··· Input material

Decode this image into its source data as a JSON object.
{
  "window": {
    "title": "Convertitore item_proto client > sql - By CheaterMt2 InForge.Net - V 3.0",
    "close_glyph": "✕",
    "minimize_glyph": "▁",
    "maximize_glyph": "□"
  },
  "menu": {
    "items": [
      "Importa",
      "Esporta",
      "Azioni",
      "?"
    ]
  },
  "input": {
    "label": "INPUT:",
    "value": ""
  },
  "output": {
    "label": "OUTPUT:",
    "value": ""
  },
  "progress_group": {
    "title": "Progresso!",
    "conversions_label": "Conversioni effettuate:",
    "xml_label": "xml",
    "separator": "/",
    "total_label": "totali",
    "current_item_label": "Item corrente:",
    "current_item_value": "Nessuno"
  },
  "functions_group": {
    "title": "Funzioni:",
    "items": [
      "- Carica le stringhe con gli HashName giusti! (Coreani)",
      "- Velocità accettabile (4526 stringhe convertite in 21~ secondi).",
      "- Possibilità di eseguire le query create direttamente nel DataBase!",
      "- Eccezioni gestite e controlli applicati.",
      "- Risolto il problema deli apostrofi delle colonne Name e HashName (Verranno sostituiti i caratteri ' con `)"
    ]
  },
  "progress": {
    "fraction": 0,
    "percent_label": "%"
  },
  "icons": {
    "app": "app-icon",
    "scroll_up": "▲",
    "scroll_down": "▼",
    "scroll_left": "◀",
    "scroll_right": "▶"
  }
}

······
··· Input material

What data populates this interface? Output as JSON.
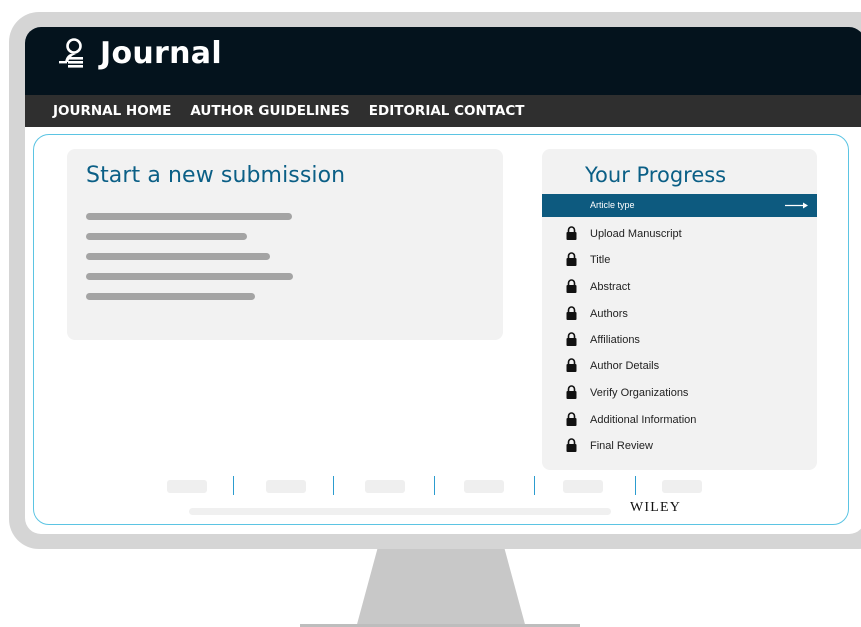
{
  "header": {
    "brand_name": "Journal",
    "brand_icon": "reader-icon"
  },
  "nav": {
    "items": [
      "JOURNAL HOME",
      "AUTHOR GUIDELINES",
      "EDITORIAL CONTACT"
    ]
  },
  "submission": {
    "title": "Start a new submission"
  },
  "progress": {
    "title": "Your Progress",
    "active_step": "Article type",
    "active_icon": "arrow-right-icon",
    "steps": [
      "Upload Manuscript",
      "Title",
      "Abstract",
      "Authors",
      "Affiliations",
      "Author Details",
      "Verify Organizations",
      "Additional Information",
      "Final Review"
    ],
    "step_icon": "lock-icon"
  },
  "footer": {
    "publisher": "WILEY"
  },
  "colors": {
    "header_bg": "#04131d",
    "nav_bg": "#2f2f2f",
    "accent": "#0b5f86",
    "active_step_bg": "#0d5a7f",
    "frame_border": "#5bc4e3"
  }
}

······

The problem =>
From the records above, work out how many lines contain the string "submission". Give only the number.

Response to the task =>
2